* begin EXERCISE INPUTS *

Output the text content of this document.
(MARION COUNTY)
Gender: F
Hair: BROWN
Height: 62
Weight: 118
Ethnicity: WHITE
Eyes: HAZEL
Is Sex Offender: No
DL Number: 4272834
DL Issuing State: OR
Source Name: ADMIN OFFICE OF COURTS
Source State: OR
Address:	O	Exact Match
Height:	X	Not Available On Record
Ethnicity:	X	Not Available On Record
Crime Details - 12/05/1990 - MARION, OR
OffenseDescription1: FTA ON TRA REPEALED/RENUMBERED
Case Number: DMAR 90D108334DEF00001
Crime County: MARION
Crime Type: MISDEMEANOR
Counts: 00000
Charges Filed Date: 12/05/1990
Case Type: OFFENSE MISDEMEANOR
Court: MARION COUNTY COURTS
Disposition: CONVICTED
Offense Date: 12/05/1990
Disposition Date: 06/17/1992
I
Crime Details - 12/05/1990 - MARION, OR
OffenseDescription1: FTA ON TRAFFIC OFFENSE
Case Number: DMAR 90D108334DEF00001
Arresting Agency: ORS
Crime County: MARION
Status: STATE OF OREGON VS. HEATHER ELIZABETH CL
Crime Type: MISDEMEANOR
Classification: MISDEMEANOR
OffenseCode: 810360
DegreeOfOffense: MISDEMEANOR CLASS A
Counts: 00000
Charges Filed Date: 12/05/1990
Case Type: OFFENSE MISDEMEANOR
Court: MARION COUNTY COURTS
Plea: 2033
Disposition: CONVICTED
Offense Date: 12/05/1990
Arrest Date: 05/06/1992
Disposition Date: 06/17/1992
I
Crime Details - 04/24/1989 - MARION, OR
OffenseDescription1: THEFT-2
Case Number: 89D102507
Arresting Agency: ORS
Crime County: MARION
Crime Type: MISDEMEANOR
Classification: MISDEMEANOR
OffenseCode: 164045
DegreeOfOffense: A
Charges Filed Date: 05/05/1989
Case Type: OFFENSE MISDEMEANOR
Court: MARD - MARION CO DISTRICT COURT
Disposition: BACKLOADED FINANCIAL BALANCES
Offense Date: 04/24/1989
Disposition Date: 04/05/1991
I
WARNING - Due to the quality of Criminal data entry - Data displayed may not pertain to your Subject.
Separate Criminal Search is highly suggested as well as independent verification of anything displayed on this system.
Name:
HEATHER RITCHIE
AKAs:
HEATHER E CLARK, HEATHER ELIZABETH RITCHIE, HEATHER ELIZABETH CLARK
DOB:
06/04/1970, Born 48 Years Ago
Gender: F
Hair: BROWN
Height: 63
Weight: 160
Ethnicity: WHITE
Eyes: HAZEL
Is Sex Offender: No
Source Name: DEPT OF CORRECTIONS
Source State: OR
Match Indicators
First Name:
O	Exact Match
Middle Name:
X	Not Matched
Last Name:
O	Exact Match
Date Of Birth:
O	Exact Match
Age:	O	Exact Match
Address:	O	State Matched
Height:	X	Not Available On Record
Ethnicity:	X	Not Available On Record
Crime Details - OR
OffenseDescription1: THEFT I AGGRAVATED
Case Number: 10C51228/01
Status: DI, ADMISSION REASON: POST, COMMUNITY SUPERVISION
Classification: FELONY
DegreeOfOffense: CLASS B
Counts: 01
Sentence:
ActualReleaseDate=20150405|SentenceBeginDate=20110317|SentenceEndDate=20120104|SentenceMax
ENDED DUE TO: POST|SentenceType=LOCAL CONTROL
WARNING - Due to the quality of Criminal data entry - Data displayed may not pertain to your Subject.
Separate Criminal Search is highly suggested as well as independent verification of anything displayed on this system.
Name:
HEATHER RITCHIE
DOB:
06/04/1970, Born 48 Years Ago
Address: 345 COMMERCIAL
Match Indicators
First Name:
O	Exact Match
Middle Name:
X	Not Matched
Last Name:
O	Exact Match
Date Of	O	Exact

* end EXERCISE INPUTS *

_GOAL OF THE EXERCISE_
Restate all of the entries exactly, please.

_FULL SOLUTION_
Output the text content of this document.
(MARION COUNTY)
Gender: F
Hair: BROWN
Height: 62
Weight: 118
Ethnicity: WHITE
Eyes: HAZEL
Is Sex Offender: No
DL Number: 4272834
DL Issuing State: OR
Source Name: ADMIN OFFICE OF COURTS
Source State: OR
Address:	O	Exact Match
Height:	X	Not Available On Record
Ethnicity:	X	Not Available On Record
Crime Details - 12/05/1990 - MARION, OR
OffenseDescription1: FTA ON TRA REPEALED/RENUMBERED
Case Number: DMAR 90D108334DEF00001
Crime County: MARION
Crime Type: MISDEMEANOR
Counts: 00000
Charges Filed Date: 12/05/1990
Case Type: OFFENSE MISDEMEANOR
Court: MARION COUNTY COURTS
Disposition: CONVICTED
Offense Date: 12/05/1990
Disposition Date: 06/17/1992
I
Crime Details - 12/05/1990 - MARION, OR
OffenseDescription1: FTA ON TRAFFIC OFFENSE
Case Number: DMAR 90D108334DEF00001
Arresting Agency: ORS
Crime County: MARION
Status: STATE OF OREGON VS. HEATHER ELIZABETH CL
Crime Type: MISDEMEANOR
Classification: MISDEMEANOR
OffenseCode: 810360
DegreeOfOffense: MISDEMEANOR CLASS A
Counts: 00000
Charges Filed Date: 12/05/1990
Case Type: OFFENSE MISDEMEANOR
Court: MARION COUNTY COURTS
Plea: 2033
Disposition: CONVICTED
Offense Date: 12/05/1990
Arrest Date: 05/06/1992
Disposition Date: 06/17/1992
I
Crime Details - 04/24/1989 - MARION, OR
OffenseDescription1: THEFT-2
Case Number: 89D102507
Arresting Agency: ORS
Crime County: MARION
Crime Type: MISDEMEANOR
Classification: MISDEMEANOR
OffenseCode: 164045
DegreeOfOffense: A
Charges Filed Date: 05/05/1989
Case Type: OFFENSE MISDEMEANOR
Court: MARD - MARION CO DISTRICT COURT
Disposition: BACKLOADED FINANCIAL BALANCES
Offense Date: 04/24/1989
Disposition Date: 04/05/1991
I
WARNING - Due to the quality of Criminal data entry - Data displayed may not pertain to your Subject.
Separate Criminal Search is highly suggested as well as independent verification of anything displayed on this system.
Name:
HEATHER RITCHIE
AKAs:
HEATHER E CLARK, HEATHER ELIZABETH RITCHIE, HEATHER ELIZABETH CLARK
DOB:
06/04/1970, Born 48 Years Ago
Gender: F
Hair: BROWN
Height: 63
Weight: 160
Ethnicity: WHITE
Eyes: HAZEL
Is Sex Offender: No
Source Name: DEPT OF CORRECTIONS
Source State: OR
Match Indicators
First Name:
O	Exact Match
Middle Name:
X	Not Matched
Last Name:
O	Exact Match
Date Of Birth:
O	Exact Match
Age:	O	Exact Match
Address:	O	State Matched
Height:	X	Not Available On Record
Ethnicity:	X	Not Available On Record
Crime Details - OR
OffenseDescription1: THEFT I AGGRAVATED
Case Number: 10C51228/01
Status: DI, ADMISSION REASON: POST, COMMUNITY SUPERVISION
Classification: FELONY
DegreeOfOffense: CLASS B
Counts: 01
Sentence:
ActualReleaseDate=20150405|SentenceBeginDate=20110317|SentenceEndDate=20120104|SentenceMax
ENDED DUE TO: POST|SentenceType=LOCAL CONTROL
WARNING - Due to the quality of Criminal data entry - Data displayed may not pertain to your Subject.
Separate Criminal Search is highly suggested as well as independent verification of anything displayed on this system.
Name:
HEATHER RITCHIE
DOB:
06/04/1970, Born 48 Years Ago
Address: 345 COMMERCIAL
Match Indicators
First Name:
O	Exact Match
Middle Name:
X	Not Matched
Last Name:
O	Exact Match
Date Of	O	Exact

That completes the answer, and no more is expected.